• _Instruction_:
Copy, in full, each line of the material that holds the word "WLAN".
[start Extracted information]
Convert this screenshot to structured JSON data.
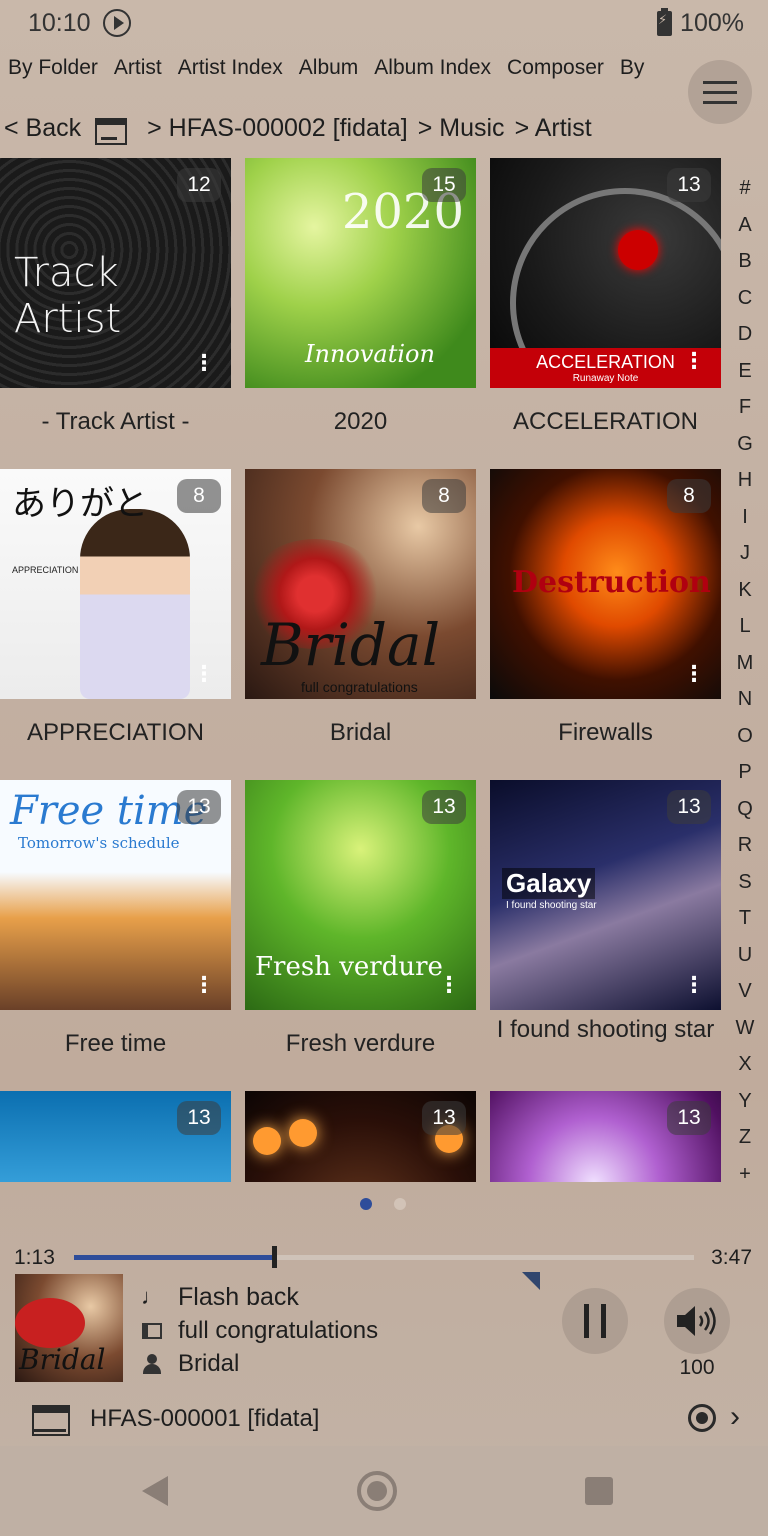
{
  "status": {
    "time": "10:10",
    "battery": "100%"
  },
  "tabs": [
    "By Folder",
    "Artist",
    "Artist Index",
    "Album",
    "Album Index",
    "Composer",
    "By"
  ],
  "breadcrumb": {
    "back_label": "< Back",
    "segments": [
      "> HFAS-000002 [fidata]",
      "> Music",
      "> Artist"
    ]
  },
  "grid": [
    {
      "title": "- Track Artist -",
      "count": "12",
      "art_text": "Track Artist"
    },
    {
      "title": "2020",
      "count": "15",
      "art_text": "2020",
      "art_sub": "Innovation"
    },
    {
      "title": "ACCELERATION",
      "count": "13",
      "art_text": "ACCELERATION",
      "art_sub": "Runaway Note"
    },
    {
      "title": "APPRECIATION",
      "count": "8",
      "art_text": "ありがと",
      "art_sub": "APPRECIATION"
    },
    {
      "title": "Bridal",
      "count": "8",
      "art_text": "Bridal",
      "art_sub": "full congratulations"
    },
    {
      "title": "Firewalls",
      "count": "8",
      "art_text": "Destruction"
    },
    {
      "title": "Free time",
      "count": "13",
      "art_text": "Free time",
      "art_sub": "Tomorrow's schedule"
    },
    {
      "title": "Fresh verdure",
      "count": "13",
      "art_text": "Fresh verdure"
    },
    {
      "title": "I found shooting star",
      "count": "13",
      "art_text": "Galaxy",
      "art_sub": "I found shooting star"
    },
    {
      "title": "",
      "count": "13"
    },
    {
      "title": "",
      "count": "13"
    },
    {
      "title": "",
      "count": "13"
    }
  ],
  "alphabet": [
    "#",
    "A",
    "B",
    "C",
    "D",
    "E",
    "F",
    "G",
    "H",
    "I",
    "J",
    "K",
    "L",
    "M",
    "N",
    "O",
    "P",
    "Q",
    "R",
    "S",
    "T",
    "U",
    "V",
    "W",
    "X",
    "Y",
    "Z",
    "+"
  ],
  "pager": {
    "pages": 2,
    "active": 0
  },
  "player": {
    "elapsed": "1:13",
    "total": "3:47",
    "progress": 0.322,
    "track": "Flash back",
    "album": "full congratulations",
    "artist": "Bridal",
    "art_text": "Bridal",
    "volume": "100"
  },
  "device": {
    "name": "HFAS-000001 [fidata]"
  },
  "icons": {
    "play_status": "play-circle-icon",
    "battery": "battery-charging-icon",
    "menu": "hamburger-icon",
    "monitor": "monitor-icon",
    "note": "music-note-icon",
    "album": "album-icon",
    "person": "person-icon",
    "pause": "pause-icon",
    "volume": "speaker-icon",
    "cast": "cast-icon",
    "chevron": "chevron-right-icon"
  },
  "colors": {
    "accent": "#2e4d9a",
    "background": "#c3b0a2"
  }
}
[end Extracted information]
[start Extracted information]
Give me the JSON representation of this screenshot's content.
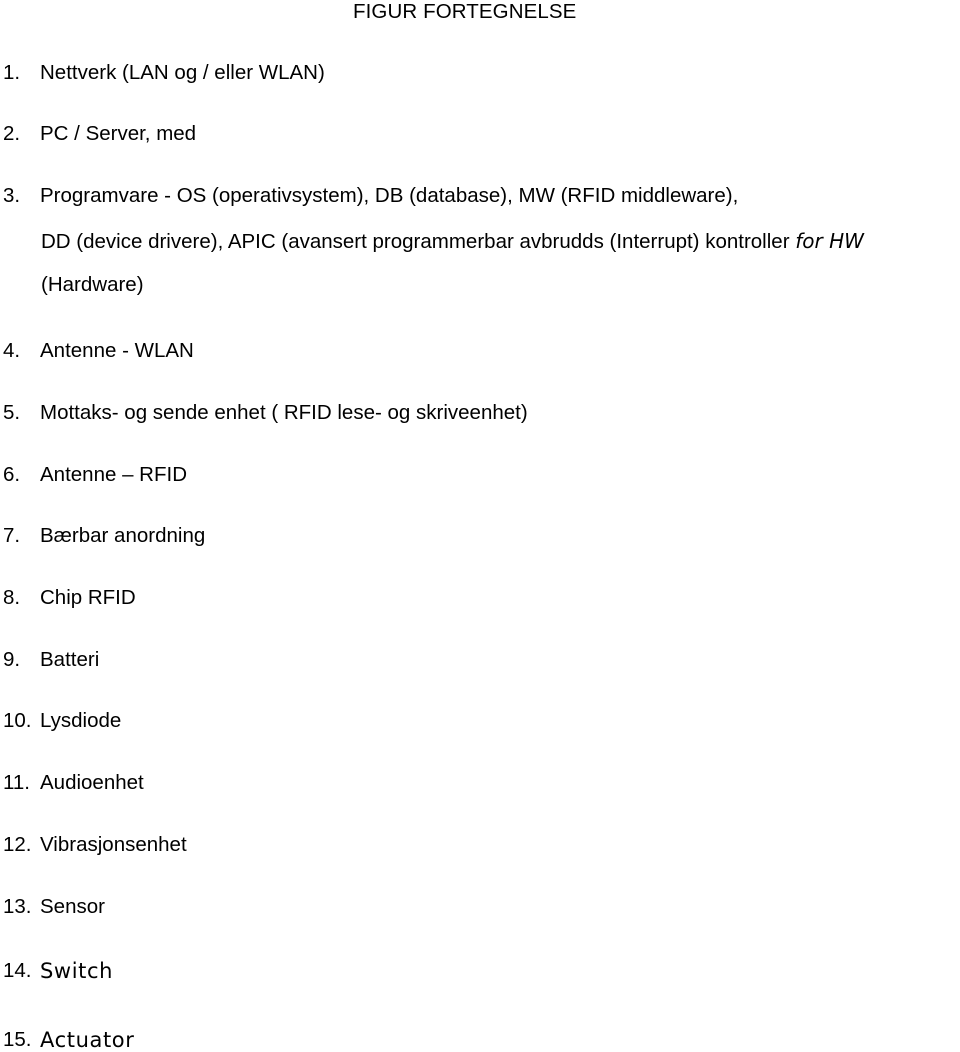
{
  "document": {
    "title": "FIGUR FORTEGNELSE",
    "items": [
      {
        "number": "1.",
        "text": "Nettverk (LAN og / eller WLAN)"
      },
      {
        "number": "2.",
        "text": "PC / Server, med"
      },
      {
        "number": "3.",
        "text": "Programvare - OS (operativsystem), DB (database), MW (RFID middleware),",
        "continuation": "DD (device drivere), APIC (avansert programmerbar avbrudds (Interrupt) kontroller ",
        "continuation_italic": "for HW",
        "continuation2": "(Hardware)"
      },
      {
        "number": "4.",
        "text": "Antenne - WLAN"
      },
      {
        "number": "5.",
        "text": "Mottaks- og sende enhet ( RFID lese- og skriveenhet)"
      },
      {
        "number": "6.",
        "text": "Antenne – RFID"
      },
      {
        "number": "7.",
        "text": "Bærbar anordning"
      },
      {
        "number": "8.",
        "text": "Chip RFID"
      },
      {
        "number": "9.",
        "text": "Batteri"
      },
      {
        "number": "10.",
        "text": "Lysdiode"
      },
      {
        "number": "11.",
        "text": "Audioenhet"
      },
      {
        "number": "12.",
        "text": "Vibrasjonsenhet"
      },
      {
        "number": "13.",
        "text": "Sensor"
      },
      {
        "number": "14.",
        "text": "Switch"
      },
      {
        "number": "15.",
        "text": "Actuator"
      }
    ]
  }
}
[end Extracted information]
• _Solution for this task_:
        "text": "Nettverk (LAN og / eller WLAN)"
        "text": "Antenne - WLAN"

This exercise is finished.